* START *

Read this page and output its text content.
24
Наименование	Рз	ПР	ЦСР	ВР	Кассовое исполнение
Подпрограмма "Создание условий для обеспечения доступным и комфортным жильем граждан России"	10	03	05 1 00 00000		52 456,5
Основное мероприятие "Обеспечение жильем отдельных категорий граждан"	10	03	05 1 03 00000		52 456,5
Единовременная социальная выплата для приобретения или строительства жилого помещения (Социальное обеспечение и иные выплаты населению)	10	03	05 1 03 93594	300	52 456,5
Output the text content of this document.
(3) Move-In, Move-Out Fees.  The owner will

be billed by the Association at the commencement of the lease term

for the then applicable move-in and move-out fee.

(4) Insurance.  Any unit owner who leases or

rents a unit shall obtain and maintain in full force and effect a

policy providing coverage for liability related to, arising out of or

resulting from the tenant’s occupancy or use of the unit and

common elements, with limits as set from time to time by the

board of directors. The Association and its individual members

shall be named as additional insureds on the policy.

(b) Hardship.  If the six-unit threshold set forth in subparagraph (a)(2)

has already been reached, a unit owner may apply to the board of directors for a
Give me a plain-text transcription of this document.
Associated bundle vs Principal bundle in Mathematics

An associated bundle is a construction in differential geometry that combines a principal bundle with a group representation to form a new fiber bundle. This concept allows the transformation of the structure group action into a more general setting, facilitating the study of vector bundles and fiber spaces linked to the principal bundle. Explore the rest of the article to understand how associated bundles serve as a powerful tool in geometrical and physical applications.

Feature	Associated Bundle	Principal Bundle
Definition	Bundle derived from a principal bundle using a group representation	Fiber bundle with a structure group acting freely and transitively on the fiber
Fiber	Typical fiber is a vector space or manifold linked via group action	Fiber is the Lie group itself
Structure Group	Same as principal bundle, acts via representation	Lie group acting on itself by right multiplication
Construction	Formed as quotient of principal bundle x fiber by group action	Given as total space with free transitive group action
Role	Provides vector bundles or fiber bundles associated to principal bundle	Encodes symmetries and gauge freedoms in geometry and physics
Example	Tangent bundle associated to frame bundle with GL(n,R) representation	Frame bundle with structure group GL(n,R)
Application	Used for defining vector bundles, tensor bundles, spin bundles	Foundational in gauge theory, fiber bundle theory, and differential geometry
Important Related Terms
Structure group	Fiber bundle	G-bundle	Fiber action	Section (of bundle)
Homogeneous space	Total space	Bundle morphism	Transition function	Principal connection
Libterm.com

* END *

Reproduce every record above exactly as it appears.

Read this page and output its text content.
24
Наименование	Рз	ПР	ЦСР	ВР	Кассовое исполнение
Подпрограмма "Создание условий для обеспечения доступным и комфортным жильем граждан России"	10	03	05 1 00 00000		52 456,5
Основное мероприятие "Обеспечение жильем отдельных категорий граждан"	10	03	05 1 03 00000		52 456,5
Единовременная социальная выплата для приобретения или строительства жилого помещения (Социальное обеспечение и иные выплаты населению)	10	03	05 1 03 93594	300	52 456,5
Output the text content of this document.
(3) Move-In, Move-Out Fees.  The owner will

be billed by the Association at the commencement of the lease term

for the then applicable move-in and move-out fee.

(4) Insurance.  Any unit owner who leases or

rents a unit shall obtain and maintain in full force and effect a

policy providing coverage for liability related to, arising out of or

resulting from the tenant’s occupancy or use of the unit and

common elements, with limits as set from time to time by the

board of directors. The Association and its individual members

shall be named as additional insureds on the policy.

(b) Hardship.  If the six-unit threshold set forth in subparagraph (a)(2)

has already been reached, a unit owner may apply to the board of directors for a
Give me a plain-text transcription of this document.
Associated bundle vs Principal bundle in Mathematics

An associated bundle is a construction in differential geometry that combines a principal bundle with a group representation to form a new fiber bundle. This concept allows the transformation of the structure group action into a more general setting, facilitating the study of vector bundles and fiber spaces linked to the principal bundle. Explore the rest of the article to understand how associated bundles serve as a powerful tool in geometrical and physical applications.

Feature	Associated Bundle	Principal Bundle
Definition	Bundle derived from a principal bundle using a group representation	Fiber bundle with a structure group acting freely and transitively on the fiber
Fiber	Typical fiber is a vector space or manifold linked via group action	Fiber is the Lie group itself
Structure Group	Same as principal bundle, acts via representation	Lie group acting on itself by right multiplication
Construction	Formed as quotient of principal bundle x fiber by group action	Given as total space with free transitive group action
Role	Provides vector bundles or fiber bundles associated to principal bundle	Encodes symmetries and gauge freedoms in geometry and physics
Example	Tangent bundle associated to frame bundle with GL(n,R) representation	Frame bundle with structure group GL(n,R)
Application	Used for defining vector bundles, tensor bundles, spin bundles	Foundational in gauge theory, fiber bundle theory, and differential geometry
Important Related Terms
Structure group	Fiber bundle	G-bundle	Fiber action	Section (of bundle)
Homogeneous space	Total space	Bundle morphism	Transition function	Principal connection
Libterm.com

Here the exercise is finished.